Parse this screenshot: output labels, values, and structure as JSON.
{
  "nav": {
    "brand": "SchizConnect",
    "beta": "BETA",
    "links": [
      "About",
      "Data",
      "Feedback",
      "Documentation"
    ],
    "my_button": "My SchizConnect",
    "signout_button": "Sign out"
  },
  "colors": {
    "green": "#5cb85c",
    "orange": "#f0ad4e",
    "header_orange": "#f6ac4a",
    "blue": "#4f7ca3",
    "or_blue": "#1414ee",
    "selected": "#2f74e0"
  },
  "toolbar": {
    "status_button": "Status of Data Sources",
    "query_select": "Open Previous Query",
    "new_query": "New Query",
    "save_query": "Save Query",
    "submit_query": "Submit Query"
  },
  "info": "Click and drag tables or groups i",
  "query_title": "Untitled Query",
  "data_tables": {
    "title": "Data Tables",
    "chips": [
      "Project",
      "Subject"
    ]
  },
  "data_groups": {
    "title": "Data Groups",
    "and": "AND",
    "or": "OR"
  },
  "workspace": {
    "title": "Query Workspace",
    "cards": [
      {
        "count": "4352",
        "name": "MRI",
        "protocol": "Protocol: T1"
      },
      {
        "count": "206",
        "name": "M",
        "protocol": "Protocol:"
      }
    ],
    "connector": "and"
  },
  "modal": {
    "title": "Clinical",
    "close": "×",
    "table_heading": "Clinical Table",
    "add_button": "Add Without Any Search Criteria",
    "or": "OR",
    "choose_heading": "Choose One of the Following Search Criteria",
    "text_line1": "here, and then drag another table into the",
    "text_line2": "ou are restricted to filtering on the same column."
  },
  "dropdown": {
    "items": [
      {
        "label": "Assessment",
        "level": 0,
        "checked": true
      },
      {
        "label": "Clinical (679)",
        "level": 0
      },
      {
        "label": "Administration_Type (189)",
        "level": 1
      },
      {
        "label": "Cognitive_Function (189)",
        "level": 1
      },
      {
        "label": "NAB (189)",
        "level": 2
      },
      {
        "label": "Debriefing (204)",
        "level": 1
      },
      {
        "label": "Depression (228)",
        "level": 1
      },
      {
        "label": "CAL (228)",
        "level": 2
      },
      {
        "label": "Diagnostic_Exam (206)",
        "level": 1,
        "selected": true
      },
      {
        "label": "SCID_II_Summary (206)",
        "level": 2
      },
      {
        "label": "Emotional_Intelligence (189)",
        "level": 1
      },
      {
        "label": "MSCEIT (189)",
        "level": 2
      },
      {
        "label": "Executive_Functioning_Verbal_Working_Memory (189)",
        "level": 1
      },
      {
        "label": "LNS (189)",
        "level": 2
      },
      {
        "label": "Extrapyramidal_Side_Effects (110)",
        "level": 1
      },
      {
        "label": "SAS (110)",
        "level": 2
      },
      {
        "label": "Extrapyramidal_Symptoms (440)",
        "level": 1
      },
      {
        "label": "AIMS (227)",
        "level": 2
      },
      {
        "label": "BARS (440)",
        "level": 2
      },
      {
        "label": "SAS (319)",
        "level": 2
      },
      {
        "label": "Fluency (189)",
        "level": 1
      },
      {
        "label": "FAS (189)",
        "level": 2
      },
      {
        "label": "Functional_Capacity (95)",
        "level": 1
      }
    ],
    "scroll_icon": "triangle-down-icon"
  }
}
++++
DO THIS: Retype all of the entries precisely as they are.

OUTPUT OF THE TASK:
Parse this screenshot: output labels, values, and structure as JSON.
{
  "nav": {
    "brand": "SchizConnect",
    "beta": "BETA",
    "links": [
      "About",
      "Data",
      "Feedback",
      "Documentation"
    ],
    "my_button": "My SchizConnect",
    "signout_button": "Sign out"
  },
  "colors": {
    "green": "#5cb85c",
    "orange": "#f0ad4e",
    "header_orange": "#f6ac4a",
    "blue": "#4f7ca3",
    "or_blue": "#1414ee",
    "selected": "#2f74e0"
  },
  "toolbar": {
    "status_button": "Status of Data Sources",
    "query_select": "Open Previous Query",
    "new_query": "New Query",
    "save_query": "Save Query",
    "submit_query": "Submit Query"
  },
  "info": "Click and drag tables or groups i",
  "query_title": "Untitled Query",
  "data_tables": {
    "title": "Data Tables",
    "chips": [
      "Project",
      "Subject"
    ]
  },
  "data_groups": {
    "title": "Data Groups",
    "and": "AND",
    "or": "OR"
  },
  "workspace": {
    "title": "Query Workspace",
    "cards": [
      {
        "count": "4352",
        "name": "MRI",
        "protocol": "Protocol: T1"
      },
      {
        "count": "206",
        "name": "M",
        "protocol": "Protocol:"
      }
    ],
    "connector": "and"
  },
  "modal": {
    "title": "Clinical",
    "close": "×",
    "table_heading": "Clinical Table",
    "add_button": "Add Without Any Search Criteria",
    "or": "OR",
    "choose_heading": "Choose One of the Following Search Criteria",
    "text_line1": "here, and then drag another table into the",
    "text_line2": "ou are restricted to filtering on the same column."
  },
  "dropdown": {
    "items": [
      {
        "label": "Assessment",
        "level": 0,
        "checked": true
      },
      {
        "label": "Clinical (679)",
        "level": 0
      },
      {
        "label": "Administration_Type (189)",
        "level": 1
      },
      {
        "label": "Cognitive_Function (189)",
        "level": 1
      },
      {
        "label": "NAB (189)",
        "level": 2
      },
      {
        "label": "Debriefing (204)",
        "level": 1
      },
      {
        "label": "Depression (228)",
        "level": 1
      },
      {
        "label": "CAL (228)",
        "level": 2
      },
      {
        "label": "Diagnostic_Exam (206)",
        "level": 1,
        "selected": true
      },
      {
        "label": "SCID_II_Summary (206)",
        "level": 2
      },
      {
        "label": "Emotional_Intelligence (189)",
        "level": 1
      },
      {
        "label": "MSCEIT (189)",
        "level": 2
      },
      {
        "label": "Executive_Functioning_Verbal_Working_Memory (189)",
        "level": 1
      },
      {
        "label": "LNS (189)",
        "level": 2
      },
      {
        "label": "Extrapyramidal_Side_Effects (110)",
        "level": 1
      },
      {
        "label": "SAS (110)",
        "level": 2
      },
      {
        "label": "Extrapyramidal_Symptoms (440)",
        "level": 1
      },
      {
        "label": "AIMS (227)",
        "level": 2
      },
      {
        "label": "BARS (440)",
        "level": 2
      },
      {
        "label": "SAS (319)",
        "level": 2
      },
      {
        "label": "Fluency (189)",
        "level": 1
      },
      {
        "label": "FAS (189)",
        "level": 2
      },
      {
        "label": "Functional_Capacity (95)",
        "level": 1
      }
    ],
    "scroll_icon": "triangle-down-icon"
  }
}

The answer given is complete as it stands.